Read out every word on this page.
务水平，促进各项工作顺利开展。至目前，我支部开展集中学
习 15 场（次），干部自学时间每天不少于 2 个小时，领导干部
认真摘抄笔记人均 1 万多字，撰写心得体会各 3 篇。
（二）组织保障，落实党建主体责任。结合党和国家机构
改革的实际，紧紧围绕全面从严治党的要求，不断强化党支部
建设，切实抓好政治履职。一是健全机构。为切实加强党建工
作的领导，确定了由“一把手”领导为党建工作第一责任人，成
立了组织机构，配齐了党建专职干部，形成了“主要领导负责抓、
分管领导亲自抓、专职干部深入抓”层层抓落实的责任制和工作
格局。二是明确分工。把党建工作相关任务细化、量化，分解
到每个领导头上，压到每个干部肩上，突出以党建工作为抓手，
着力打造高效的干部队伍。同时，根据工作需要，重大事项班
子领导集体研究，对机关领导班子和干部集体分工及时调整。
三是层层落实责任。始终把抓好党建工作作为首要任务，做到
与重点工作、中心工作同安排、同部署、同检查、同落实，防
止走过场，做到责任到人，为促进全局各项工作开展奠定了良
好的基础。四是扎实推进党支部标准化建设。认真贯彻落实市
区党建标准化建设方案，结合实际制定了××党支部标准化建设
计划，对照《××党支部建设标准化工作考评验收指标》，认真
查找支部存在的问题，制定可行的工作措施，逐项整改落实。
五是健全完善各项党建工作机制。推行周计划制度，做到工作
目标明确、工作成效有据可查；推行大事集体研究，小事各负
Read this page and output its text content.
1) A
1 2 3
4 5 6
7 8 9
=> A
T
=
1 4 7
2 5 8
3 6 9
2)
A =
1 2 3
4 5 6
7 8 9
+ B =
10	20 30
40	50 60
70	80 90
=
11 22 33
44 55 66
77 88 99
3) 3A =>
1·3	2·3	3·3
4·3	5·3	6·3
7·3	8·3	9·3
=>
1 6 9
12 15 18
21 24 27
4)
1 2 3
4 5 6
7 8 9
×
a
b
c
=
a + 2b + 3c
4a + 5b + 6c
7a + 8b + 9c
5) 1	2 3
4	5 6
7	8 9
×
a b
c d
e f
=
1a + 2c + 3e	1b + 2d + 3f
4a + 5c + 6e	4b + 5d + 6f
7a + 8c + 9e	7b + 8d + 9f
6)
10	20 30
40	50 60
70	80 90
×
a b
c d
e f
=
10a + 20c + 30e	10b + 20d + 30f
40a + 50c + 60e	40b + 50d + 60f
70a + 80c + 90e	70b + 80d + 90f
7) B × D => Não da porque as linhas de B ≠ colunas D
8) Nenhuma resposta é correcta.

· · · · · · ·

● SET TASK
Your task is to repeat the data exactly; please include every line.

● RESULT
Read out every word on this page.
务水平，促进各项工作顺利开展。至目前，我支部开展集中学
习 15 场（次），干部自学时间每天不少于 2 个小时，领导干部
认真摘抄笔记人均 1 万多字，撰写心得体会各 3 篇。
（二）组织保障，落实党建主体责任。结合党和国家机构
改革的实际，紧紧围绕全面从严治党的要求，不断强化党支部
建设，切实抓好政治履职。一是健全机构。为切实加强党建工
作的领导，确定了由“一把手”领导为党建工作第一责任人，成
立了组织机构，配齐了党建专职干部，形成了“主要领导负责抓、
分管领导亲自抓、专职干部深入抓”层层抓落实的责任制和工作
格局。二是明确分工。把党建工作相关任务细化、量化，分解
到每个领导头上，压到每个干部肩上，突出以党建工作为抓手，
着力打造高效的干部队伍。同时，根据工作需要，重大事项班
子领导集体研究，对机关领导班子和干部集体分工及时调整。
三是层层落实责任。始终把抓好党建工作作为首要任务，做到
与重点工作、中心工作同安排、同部署、同检查、同落实，防
止走过场，做到责任到人，为促进全局各项工作开展奠定了良
好的基础。四是扎实推进党支部标准化建设。认真贯彻落实市
区党建标准化建设方案，结合实际制定了××党支部标准化建设
计划，对照《××党支部建设标准化工作考评验收指标》，认真
查找支部存在的问题，制定可行的工作措施，逐项整改落实。
五是健全完善各项党建工作机制。推行周计划制度，做到工作
目标明确、工作成效有据可查；推行大事集体研究，小事各负
Read this page and output its text content.
1) A
1 2 3
4 5 6
7 8 9
=> A
T
=
1 4 7
2 5 8
3 6 9
2)
A =
1 2 3
4 5 6
7 8 9
+ B =
10	20 30
40	50 60
70	80 90
=
11 22 33
44 55 66
77 88 99
3) 3A =>
1·3	2·3	3·3
4·3	5·3	6·3
7·3	8·3	9·3
=>
1 6 9
12 15 18
21 24 27
4)
1 2 3
4 5 6
7 8 9
×
a
b
c
=
a + 2b + 3c
4a + 5b + 6c
7a + 8b + 9c
5) 1	2 3
4	5 6
7	8 9
×
a b
c d
e f
=
1a + 2c + 3e	1b + 2d + 3f
4a + 5c + 6e	4b + 5d + 6f
7a + 8c + 9e	7b + 8d + 9f
6)
10	20 30
40	50 60
70	80 90
×
a b
c d
e f
=
10a + 20c + 30e	10b + 20d + 30f
40a + 50c + 60e	40b + 50d + 60f
70a + 80c + 90e	70b + 80d + 90f
7) B × D => Não da porque as linhas de B ≠ colunas D
8) Nenhuma resposta é correcta.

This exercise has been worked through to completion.